Images appear in the records below; leave them out and repeat everything else exactly.

--- start ---

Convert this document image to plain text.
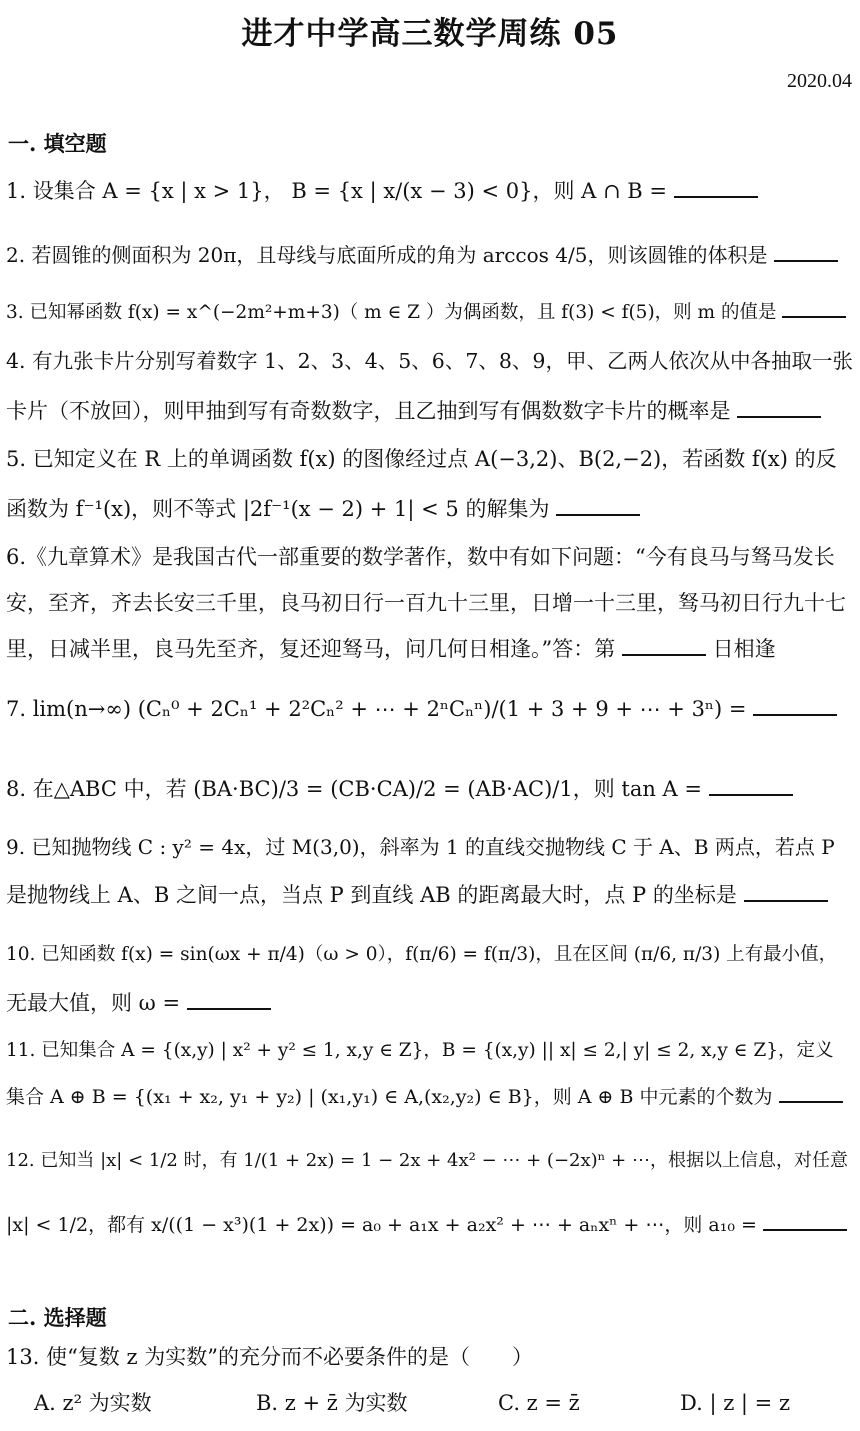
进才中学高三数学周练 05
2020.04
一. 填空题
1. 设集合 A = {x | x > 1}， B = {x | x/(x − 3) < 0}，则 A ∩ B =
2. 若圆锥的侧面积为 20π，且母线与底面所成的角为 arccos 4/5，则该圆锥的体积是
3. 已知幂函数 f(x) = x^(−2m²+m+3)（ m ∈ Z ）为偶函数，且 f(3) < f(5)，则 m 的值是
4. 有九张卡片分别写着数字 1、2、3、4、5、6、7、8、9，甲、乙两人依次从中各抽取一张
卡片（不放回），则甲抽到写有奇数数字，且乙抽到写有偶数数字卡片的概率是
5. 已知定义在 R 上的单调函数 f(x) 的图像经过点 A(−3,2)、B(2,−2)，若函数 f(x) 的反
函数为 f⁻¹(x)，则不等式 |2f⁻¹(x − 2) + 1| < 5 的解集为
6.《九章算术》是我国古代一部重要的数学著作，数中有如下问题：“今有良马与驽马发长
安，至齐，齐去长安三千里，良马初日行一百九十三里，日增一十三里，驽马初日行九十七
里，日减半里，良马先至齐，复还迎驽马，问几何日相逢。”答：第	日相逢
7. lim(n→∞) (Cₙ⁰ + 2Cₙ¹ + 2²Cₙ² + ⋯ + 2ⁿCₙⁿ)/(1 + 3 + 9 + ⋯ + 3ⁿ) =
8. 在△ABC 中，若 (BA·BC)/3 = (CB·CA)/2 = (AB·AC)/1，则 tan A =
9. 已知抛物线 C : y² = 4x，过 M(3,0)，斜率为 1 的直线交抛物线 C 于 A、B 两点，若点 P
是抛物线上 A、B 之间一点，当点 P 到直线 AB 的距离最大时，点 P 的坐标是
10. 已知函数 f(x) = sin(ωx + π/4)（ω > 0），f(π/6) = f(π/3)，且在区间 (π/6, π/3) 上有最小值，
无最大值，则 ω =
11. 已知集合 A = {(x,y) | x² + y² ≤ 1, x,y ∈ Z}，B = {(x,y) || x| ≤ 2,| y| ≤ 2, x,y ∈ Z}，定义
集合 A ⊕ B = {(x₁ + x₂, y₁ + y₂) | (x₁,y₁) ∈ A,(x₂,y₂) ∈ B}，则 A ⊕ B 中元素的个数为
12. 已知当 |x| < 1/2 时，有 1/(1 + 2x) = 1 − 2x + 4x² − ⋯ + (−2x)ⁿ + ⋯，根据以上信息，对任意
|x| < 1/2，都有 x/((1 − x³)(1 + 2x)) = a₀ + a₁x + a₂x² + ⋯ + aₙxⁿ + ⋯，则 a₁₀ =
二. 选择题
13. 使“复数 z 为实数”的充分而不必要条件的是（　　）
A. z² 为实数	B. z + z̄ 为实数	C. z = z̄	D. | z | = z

--- end ---

■ RESULT OF THE TASK:
Convert this document image to plain text.
进才中学高三数学周练 05
2020.04
一. 填空题
1. 设集合 A = {x | x > 1}， B = {x | x/(x − 3) < 0}，则 A ∩ B =
2. 若圆锥的侧面积为 20π，且母线与底面所成的角为 arccos 4/5，则该圆锥的体积是
3. 已知幂函数 f(x) = x^(−2m²+m+3)（ m ∈ Z ）为偶函数，且 f(3) < f(5)，则 m 的值是
4. 有九张卡片分别写着数字 1、2、3、4、5、6、7、8、9，甲、乙两人依次从中各抽取一张
卡片（不放回），则甲抽到写有奇数数字，且乙抽到写有偶数数字卡片的概率是
5. 已知定义在 R 上的单调函数 f(x) 的图像经过点 A(−3,2)、B(2,−2)，若函数 f(x) 的反
函数为 f⁻¹(x)，则不等式 |2f⁻¹(x − 2) + 1| < 5 的解集为
6.《九章算术》是我国古代一部重要的数学著作，数中有如下问题：“今有良马与驽马发长
安，至齐，齐去长安三千里，良马初日行一百九十三里，日增一十三里，驽马初日行九十七
里，日减半里，良马先至齐，复还迎驽马，问几何日相逢。”答：第	日相逢
7. lim(n→∞) (Cₙ⁰ + 2Cₙ¹ + 2²Cₙ² + ⋯ + 2ⁿCₙⁿ)/(1 + 3 + 9 + ⋯ + 3ⁿ) =
8. 在△ABC 中，若 (BA·BC)/3 = (CB·CA)/2 = (AB·AC)/1，则 tan A =
9. 已知抛物线 C : y² = 4x，过 M(3,0)，斜率为 1 的直线交抛物线 C 于 A、B 两点，若点 P
是抛物线上 A、B 之间一点，当点 P 到直线 AB 的距离最大时，点 P 的坐标是
10. 已知函数 f(x) = sin(ωx + π/4)（ω > 0），f(π/6) = f(π/3)，且在区间 (π/6, π/3) 上有最小值，
无最大值，则 ω =
11. 已知集合 A = {(x,y) | x² + y² ≤ 1, x,y ∈ Z}，B = {(x,y) || x| ≤ 2,| y| ≤ 2, x,y ∈ Z}，定义
集合 A ⊕ B = {(x₁ + x₂, y₁ + y₂) | (x₁,y₁) ∈ A,(x₂,y₂) ∈ B}，则 A ⊕ B 中元素的个数为
12. 已知当 |x| < 1/2 时，有 1/(1 + 2x) = 1 − 2x + 4x² − ⋯ + (−2x)ⁿ + ⋯，根据以上信息，对任意
|x| < 1/2，都有 x/((1 − x³)(1 + 2x)) = a₀ + a₁x + a₂x² + ⋯ + aₙxⁿ + ⋯，则 a₁₀ =
二. 选择题
13. 使“复数 z 为实数”的充分而不必要条件的是（　　）
A. z² 为实数	B. z + z̄ 为实数	C. z = z̄	D. | z | = z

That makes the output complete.